* Stored data *
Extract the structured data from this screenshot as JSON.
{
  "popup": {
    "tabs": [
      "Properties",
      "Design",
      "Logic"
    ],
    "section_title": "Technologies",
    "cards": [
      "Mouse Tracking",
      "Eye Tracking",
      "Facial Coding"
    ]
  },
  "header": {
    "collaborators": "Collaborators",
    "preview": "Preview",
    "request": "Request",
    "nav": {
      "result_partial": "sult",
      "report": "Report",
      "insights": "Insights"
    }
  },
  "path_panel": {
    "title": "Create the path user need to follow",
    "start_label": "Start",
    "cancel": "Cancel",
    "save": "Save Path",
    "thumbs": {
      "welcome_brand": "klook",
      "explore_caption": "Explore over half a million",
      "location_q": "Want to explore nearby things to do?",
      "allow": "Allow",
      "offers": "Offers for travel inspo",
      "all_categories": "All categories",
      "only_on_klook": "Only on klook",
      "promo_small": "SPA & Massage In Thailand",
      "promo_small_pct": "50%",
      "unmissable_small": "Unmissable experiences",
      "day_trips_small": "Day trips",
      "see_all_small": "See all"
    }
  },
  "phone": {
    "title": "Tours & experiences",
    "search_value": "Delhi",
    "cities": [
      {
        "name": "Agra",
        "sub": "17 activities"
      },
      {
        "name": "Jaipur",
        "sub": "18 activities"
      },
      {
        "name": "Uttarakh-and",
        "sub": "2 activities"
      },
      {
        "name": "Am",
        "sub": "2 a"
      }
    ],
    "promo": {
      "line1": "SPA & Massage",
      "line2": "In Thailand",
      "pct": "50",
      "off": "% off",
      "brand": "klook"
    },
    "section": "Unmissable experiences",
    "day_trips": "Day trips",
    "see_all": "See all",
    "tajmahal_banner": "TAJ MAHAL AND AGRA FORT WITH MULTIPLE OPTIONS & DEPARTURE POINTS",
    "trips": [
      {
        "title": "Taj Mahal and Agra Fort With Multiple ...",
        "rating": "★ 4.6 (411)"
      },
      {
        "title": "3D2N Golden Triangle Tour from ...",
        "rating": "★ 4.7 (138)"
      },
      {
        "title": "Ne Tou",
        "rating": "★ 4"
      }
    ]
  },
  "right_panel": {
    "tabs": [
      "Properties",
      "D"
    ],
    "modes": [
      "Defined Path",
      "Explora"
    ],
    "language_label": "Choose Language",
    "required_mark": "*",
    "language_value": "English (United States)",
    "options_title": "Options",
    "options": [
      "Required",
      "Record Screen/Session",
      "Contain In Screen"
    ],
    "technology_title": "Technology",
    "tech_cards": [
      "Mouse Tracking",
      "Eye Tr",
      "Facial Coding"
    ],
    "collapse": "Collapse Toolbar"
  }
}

* REQUIRED TASK *
Extract every line that has the string "experiences" in it.

* FINISHED TASK *
      "unmissable_small": "Unmissable experiences",
    "title": "Tours & experiences",
    "section": "Unmissable experiences",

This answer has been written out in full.